PROMPT | Type out the data exactly as given. Skip any image.

(Excerpt from a dataset)
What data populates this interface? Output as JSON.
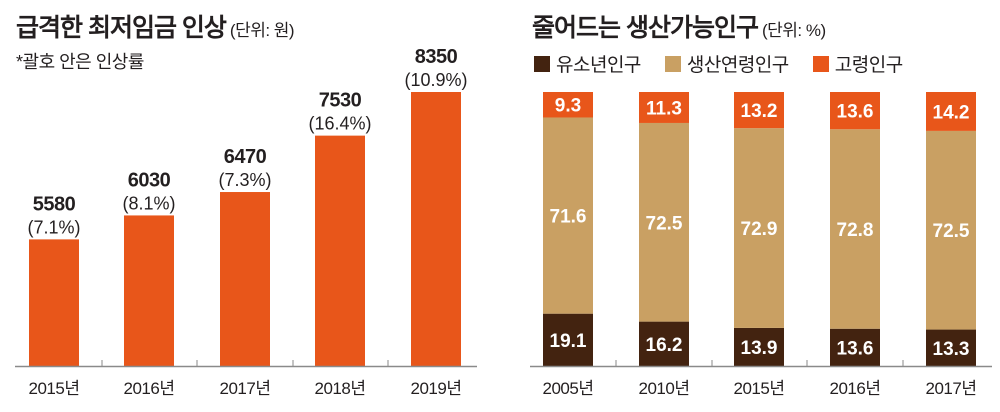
{
  "colors": {
    "orange": "#e8561a",
    "tan": "#c9a063",
    "dark_brown": "#432310",
    "axis": "#8a8a8a",
    "text": "#231f20",
    "white": "#ffffff"
  },
  "chart_data": [
    {
      "type": "bar",
      "title": "급격한 최저임금 인상",
      "unit_label": "(단위: 원)",
      "note": "*괄호 안은 인상률",
      "xlabel": "",
      "ylabel": "",
      "categories": [
        "2015년",
        "2016년",
        "2017년",
        "2018년",
        "2019년"
      ],
      "values": [
        5580,
        6030,
        6470,
        7530,
        8350
      ],
      "value_labels": [
        "5580",
        "6030",
        "6470",
        "7530",
        "8350"
      ],
      "increase_rates": [
        "(7.1%)",
        "(8.1%)",
        "(7.3%)",
        "(16.4%)",
        "(10.9%)"
      ],
      "ylim": [
        3200,
        8700
      ],
      "grid": false,
      "bar_color": "#e8561a"
    },
    {
      "type": "bar",
      "stacked": true,
      "title": "줄어드는 생산가능인구",
      "unit_label": "(단위: %)",
      "xlabel": "",
      "ylabel": "",
      "categories": [
        "2005년",
        "2010년",
        "2015년",
        "2016년",
        "2017년"
      ],
      "legend_position": "top-left",
      "series": [
        {
          "name": "유소년인구",
          "color": "#432310",
          "values": [
            19.1,
            16.2,
            13.9,
            13.6,
            13.3
          ]
        },
        {
          "name": "생산연령인구",
          "color": "#c9a063",
          "values": [
            71.6,
            72.5,
            72.9,
            72.8,
            72.5
          ]
        },
        {
          "name": "고령인구",
          "color": "#e8561a",
          "values": [
            9.3,
            11.3,
            13.2,
            13.6,
            14.2
          ]
        }
      ],
      "ylim": [
        0,
        100
      ],
      "grid": false
    }
  ]
}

ANSWER TO THE TASK |
What data populates this interface? Output as JSON.
{
  "colors": {
    "orange": "#e8561a",
    "tan": "#c9a063",
    "dark_brown": "#432310",
    "axis": "#8a8a8a",
    "text": "#231f20",
    "white": "#ffffff"
  },
  "chart_data": [
    {
      "type": "bar",
      "title": "급격한 최저임금 인상",
      "unit_label": "(단위: 원)",
      "note": "*괄호 안은 인상률",
      "xlabel": "",
      "ylabel": "",
      "categories": [
        "2015년",
        "2016년",
        "2017년",
        "2018년",
        "2019년"
      ],
      "values": [
        5580,
        6030,
        6470,
        7530,
        8350
      ],
      "value_labels": [
        "5580",
        "6030",
        "6470",
        "7530",
        "8350"
      ],
      "increase_rates": [
        "(7.1%)",
        "(8.1%)",
        "(7.3%)",
        "(16.4%)",
        "(10.9%)"
      ],
      "ylim": [
        3200,
        8700
      ],
      "grid": false,
      "bar_color": "#e8561a"
    },
    {
      "type": "bar",
      "stacked": true,
      "title": "줄어드는 생산가능인구",
      "unit_label": "(단위: %)",
      "xlabel": "",
      "ylabel": "",
      "categories": [
        "2005년",
        "2010년",
        "2015년",
        "2016년",
        "2017년"
      ],
      "legend_position": "top-left",
      "series": [
        {
          "name": "유소년인구",
          "color": "#432310",
          "values": [
            19.1,
            16.2,
            13.9,
            13.6,
            13.3
          ]
        },
        {
          "name": "생산연령인구",
          "color": "#c9a063",
          "values": [
            71.6,
            72.5,
            72.9,
            72.8,
            72.5
          ]
        },
        {
          "name": "고령인구",
          "color": "#e8561a",
          "values": [
            9.3,
            11.3,
            13.2,
            13.6,
            14.2
          ]
        }
      ],
      "ylim": [
        0,
        100
      ],
      "grid": false
    }
  ]
}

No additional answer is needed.